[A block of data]
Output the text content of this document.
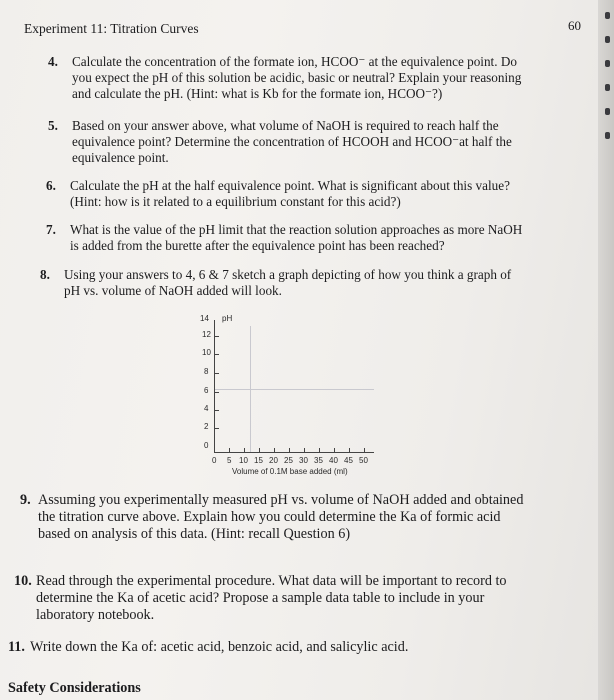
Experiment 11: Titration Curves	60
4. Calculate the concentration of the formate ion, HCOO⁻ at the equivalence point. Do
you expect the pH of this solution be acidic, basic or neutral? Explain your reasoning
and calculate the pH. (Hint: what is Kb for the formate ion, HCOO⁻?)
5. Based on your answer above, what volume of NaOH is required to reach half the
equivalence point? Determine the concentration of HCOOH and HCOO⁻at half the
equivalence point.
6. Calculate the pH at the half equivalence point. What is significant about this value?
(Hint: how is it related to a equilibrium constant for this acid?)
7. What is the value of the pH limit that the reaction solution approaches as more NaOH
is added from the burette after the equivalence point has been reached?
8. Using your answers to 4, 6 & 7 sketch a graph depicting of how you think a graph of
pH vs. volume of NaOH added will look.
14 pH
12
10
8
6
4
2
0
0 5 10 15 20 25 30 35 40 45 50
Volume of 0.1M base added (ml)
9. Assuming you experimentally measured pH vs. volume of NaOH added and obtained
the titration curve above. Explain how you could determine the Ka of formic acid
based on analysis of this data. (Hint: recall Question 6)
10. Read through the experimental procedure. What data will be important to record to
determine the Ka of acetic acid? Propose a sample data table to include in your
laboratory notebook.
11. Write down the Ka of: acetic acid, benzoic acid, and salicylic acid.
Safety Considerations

--

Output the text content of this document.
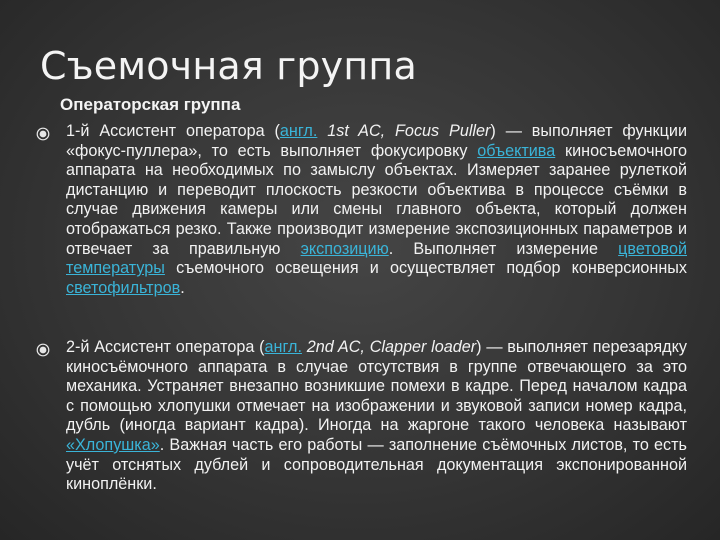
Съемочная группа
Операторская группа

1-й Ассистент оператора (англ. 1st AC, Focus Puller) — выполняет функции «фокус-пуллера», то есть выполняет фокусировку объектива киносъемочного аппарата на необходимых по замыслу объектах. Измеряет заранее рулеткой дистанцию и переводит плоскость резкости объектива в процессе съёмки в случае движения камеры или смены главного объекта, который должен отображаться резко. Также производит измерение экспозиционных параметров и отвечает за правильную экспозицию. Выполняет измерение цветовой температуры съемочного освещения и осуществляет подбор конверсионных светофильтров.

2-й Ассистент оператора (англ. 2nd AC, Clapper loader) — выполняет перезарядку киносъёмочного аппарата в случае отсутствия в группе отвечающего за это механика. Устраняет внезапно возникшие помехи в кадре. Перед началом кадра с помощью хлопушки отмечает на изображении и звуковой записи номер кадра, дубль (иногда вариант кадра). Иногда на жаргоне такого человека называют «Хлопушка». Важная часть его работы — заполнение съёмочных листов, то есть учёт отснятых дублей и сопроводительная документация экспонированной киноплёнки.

---

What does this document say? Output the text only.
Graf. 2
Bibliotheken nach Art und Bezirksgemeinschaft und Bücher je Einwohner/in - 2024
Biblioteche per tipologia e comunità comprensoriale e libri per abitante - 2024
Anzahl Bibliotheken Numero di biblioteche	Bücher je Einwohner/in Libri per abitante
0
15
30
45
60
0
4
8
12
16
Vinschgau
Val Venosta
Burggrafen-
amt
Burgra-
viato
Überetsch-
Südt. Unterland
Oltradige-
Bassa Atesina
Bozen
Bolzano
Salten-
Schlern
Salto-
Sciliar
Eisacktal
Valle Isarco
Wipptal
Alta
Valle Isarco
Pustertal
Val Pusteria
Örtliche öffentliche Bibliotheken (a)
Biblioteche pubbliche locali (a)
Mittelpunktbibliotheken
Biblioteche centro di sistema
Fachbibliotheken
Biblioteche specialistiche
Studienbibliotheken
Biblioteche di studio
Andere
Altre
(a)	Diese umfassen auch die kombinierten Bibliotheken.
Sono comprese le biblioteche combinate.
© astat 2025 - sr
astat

— WHAT YOU WILL DO —
Give the number of lines containing the word "аппарата". No other answer is needed.

— SOLUTION TO THIS EXERCISE —
2